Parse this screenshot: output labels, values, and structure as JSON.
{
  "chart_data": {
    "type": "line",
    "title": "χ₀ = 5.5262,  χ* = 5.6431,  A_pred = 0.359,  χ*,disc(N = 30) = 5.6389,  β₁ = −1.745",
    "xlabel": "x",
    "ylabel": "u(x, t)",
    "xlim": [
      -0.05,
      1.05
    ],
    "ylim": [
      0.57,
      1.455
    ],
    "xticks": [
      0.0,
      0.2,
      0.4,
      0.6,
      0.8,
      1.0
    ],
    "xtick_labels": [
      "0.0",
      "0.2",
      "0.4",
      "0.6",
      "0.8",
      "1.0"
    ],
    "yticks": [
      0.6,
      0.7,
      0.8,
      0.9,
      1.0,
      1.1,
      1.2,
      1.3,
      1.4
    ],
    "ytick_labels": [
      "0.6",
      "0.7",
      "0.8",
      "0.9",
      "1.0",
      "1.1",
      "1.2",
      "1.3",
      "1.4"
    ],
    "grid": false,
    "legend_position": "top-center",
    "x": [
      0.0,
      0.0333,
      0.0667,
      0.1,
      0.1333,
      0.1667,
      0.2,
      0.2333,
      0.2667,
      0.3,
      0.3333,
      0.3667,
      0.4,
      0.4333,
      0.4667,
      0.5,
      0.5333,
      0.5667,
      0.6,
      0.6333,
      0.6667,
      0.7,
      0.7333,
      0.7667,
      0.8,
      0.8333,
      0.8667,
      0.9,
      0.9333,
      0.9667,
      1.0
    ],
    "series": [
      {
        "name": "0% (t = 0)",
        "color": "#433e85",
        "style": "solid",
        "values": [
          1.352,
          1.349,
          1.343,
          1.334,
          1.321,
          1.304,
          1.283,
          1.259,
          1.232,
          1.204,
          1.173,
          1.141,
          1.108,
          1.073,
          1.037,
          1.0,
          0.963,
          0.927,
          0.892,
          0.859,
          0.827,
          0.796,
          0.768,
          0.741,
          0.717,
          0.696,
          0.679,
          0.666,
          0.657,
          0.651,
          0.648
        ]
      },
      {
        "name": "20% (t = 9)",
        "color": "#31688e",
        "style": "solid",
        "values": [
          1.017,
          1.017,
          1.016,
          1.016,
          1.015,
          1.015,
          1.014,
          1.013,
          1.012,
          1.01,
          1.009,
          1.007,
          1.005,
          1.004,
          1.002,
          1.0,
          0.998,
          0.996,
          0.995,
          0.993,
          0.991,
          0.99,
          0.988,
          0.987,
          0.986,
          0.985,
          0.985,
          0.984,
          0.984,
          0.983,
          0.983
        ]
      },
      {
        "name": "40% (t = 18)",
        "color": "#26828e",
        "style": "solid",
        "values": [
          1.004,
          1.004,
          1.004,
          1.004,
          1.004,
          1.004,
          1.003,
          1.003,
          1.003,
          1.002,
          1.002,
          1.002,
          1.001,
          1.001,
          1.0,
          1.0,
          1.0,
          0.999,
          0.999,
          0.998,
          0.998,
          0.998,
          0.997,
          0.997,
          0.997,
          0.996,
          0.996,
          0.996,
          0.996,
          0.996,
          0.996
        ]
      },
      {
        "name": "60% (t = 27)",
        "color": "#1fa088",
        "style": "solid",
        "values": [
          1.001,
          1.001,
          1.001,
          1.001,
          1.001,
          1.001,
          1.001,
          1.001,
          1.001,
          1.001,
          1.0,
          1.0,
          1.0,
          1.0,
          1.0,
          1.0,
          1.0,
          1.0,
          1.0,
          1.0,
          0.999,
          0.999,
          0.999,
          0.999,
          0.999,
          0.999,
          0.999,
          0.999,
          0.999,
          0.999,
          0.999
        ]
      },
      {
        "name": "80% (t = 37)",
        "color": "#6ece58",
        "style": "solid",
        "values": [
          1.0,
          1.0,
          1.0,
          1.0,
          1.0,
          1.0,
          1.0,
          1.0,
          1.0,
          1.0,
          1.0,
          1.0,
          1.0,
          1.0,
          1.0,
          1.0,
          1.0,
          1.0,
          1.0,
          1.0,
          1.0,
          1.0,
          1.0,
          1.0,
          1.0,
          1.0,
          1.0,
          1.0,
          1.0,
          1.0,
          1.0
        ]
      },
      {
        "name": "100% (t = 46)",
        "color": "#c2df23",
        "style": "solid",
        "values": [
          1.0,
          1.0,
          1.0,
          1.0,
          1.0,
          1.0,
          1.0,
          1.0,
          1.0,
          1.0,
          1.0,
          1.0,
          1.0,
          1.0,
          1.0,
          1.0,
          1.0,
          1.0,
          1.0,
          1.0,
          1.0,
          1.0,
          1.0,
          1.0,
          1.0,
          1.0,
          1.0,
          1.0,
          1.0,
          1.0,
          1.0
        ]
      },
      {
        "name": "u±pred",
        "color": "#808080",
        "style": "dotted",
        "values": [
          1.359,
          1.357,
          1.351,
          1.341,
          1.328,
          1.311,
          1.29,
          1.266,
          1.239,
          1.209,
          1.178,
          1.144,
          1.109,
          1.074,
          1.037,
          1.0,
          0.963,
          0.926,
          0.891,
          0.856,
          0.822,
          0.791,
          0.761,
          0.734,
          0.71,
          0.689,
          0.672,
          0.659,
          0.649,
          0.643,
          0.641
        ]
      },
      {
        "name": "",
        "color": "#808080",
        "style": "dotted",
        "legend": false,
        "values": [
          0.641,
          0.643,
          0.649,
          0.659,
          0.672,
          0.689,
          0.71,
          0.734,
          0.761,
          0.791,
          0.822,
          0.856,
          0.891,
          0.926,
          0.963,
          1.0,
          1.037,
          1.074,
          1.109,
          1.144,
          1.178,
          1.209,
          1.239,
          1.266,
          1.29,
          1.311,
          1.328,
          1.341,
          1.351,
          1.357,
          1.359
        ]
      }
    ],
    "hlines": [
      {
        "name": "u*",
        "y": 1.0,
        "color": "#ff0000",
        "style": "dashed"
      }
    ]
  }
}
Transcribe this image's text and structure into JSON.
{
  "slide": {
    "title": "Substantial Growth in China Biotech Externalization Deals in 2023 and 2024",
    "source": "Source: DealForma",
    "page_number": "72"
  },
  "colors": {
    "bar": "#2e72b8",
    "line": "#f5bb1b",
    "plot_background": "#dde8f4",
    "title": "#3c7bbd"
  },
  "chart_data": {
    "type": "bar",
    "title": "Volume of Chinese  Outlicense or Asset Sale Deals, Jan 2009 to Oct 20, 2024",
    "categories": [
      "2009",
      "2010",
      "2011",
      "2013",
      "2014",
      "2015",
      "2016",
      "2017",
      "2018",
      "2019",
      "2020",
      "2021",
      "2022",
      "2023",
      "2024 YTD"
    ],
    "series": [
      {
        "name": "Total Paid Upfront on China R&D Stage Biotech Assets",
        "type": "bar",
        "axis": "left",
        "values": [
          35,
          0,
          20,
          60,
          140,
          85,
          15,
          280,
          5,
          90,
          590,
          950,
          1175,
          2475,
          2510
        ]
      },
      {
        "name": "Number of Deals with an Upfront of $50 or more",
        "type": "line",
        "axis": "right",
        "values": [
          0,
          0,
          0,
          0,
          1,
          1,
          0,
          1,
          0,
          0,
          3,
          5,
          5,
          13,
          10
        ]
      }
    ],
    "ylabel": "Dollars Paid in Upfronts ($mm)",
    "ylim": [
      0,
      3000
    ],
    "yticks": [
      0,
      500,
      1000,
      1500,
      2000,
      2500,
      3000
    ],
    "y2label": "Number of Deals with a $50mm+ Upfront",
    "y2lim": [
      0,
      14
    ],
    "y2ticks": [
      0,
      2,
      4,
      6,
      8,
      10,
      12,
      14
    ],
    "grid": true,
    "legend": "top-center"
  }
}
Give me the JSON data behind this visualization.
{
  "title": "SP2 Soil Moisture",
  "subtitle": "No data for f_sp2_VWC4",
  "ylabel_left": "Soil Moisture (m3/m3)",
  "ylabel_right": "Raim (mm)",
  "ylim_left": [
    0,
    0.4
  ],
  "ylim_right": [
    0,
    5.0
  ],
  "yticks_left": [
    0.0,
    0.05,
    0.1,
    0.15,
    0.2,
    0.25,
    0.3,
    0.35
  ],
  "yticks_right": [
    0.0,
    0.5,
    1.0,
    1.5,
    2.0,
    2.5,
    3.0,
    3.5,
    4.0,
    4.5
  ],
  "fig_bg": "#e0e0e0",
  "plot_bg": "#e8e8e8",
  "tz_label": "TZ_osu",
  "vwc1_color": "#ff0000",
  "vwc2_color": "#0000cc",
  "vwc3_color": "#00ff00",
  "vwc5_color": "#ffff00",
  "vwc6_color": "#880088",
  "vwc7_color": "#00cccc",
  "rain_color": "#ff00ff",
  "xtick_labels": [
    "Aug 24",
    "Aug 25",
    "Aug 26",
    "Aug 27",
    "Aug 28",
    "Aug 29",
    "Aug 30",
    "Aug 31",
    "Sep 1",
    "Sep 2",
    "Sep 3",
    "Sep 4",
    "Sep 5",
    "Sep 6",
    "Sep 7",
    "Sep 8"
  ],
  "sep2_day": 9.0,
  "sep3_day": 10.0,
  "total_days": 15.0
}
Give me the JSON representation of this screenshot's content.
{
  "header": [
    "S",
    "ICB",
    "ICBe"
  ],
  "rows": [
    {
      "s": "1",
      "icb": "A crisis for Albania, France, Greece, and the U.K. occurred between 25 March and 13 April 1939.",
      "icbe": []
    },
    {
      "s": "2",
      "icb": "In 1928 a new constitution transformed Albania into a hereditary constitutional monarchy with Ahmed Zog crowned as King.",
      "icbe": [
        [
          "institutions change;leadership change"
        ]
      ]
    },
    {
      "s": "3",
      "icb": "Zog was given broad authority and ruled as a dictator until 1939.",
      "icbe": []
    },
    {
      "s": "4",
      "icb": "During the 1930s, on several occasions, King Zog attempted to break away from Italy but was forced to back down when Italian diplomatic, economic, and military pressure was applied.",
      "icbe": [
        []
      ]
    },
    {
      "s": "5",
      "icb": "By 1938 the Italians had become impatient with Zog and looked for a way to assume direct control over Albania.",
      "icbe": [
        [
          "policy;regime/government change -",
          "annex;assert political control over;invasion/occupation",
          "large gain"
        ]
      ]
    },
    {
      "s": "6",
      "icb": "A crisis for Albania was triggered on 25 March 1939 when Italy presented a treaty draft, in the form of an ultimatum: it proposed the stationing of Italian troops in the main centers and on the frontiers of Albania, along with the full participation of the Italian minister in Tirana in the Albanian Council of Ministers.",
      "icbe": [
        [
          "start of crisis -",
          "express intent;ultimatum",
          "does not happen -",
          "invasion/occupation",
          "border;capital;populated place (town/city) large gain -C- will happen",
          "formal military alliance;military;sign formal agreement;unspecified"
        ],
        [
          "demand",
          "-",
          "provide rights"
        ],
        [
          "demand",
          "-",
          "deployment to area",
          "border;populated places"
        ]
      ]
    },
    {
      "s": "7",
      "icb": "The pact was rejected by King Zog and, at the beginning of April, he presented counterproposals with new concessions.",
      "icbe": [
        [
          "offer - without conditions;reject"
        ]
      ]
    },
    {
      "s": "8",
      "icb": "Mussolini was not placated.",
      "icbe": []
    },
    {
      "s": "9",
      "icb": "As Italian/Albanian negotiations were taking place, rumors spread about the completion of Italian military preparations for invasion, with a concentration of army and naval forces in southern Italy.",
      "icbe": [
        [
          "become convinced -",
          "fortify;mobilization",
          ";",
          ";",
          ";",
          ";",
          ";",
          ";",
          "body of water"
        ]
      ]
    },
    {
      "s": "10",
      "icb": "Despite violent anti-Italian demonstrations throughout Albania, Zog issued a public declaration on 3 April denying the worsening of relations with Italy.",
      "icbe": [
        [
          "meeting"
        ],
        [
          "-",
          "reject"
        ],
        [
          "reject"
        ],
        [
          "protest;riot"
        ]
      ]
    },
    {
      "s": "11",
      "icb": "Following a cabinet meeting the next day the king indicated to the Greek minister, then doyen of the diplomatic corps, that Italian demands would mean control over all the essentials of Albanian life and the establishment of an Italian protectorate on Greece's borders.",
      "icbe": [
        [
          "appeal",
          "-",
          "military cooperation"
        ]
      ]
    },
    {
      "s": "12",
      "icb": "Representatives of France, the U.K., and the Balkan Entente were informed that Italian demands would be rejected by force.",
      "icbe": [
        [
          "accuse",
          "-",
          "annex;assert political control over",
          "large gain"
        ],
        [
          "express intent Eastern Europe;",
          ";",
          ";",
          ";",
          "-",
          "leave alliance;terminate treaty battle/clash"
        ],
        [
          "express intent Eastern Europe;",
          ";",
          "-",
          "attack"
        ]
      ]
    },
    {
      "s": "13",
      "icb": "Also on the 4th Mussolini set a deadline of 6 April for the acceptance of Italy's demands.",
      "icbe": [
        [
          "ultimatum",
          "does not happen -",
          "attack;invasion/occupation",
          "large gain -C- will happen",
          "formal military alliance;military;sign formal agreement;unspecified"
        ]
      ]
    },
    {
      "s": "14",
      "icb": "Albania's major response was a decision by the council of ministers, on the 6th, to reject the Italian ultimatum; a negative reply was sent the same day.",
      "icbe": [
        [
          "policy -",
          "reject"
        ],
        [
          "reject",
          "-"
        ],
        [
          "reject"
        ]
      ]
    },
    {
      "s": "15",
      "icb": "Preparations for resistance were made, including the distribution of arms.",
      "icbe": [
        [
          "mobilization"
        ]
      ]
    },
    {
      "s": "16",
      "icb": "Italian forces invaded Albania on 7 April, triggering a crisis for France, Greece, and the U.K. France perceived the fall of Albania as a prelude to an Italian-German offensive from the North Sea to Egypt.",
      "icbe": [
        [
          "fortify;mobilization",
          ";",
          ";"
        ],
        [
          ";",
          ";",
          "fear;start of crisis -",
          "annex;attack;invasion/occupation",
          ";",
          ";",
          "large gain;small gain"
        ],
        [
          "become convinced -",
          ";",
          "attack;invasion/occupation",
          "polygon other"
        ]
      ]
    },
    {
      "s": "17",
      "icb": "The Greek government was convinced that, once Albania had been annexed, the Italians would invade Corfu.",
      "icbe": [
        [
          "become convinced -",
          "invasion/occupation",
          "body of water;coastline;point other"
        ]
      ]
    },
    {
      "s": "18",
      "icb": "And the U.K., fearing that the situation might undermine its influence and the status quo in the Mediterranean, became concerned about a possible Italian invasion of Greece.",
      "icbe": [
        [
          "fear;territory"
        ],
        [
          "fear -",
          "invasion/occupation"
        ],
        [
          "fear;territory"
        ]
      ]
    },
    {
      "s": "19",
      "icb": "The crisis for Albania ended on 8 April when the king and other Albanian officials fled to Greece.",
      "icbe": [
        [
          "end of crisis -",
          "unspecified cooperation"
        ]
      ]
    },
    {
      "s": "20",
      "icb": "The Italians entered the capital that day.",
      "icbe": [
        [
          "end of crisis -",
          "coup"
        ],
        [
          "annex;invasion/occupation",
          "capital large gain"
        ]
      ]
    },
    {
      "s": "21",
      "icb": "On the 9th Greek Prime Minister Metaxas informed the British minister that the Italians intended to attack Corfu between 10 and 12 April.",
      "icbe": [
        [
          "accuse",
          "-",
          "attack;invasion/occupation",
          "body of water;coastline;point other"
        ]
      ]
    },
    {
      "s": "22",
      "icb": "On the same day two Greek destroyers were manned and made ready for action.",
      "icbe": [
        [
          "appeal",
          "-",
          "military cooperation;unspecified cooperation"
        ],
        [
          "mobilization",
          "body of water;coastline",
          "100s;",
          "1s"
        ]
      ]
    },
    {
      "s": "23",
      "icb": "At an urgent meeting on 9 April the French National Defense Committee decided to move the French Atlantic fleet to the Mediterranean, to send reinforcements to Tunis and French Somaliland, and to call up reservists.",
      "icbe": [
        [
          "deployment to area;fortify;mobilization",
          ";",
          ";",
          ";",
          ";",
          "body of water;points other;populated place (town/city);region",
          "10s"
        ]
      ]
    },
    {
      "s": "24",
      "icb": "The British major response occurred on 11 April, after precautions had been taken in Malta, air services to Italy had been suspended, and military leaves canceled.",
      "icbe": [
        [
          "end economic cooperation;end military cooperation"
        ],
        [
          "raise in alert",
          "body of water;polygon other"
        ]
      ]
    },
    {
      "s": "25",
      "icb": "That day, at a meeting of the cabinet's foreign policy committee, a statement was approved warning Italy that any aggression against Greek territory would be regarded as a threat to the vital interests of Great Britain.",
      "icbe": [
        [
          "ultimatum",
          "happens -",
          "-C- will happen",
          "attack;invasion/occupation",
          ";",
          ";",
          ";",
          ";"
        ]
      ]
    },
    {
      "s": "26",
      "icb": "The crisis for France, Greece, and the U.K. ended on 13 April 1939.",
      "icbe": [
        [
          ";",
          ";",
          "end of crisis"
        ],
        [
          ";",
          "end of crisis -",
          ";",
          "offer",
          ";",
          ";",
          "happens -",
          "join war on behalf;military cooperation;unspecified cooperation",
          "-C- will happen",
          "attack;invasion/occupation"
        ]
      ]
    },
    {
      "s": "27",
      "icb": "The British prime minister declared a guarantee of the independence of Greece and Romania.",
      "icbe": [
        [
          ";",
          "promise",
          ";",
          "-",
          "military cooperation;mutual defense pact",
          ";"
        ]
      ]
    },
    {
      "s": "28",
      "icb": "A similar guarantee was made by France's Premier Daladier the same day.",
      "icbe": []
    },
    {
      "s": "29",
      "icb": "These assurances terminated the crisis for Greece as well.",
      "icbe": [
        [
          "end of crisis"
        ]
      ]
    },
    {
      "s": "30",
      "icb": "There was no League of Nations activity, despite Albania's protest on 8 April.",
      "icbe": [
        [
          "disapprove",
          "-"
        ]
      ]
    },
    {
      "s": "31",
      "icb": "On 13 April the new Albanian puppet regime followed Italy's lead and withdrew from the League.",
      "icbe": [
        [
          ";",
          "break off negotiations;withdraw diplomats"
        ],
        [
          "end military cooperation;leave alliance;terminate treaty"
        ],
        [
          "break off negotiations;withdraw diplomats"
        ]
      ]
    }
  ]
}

> _Exercise details_
Filter the records above for lines containing the word "were", and copy those lines.

> _Final result_
      "icb": "As Italian/Albanian negotiations were taking place, rumors spread about the completion of Italian military preparations for invasion, with a concentration of army and naval forces in southern Italy.",
      "icb": "Representatives of France, the U.K., and the Balkan Entente were informed that Italian demands would be rejected by force.",
      "icb": "Preparations for resistance were made, including the distribution of arms.",
      "icb": "On the same day two Greek destroyers were manned and made ready for action.",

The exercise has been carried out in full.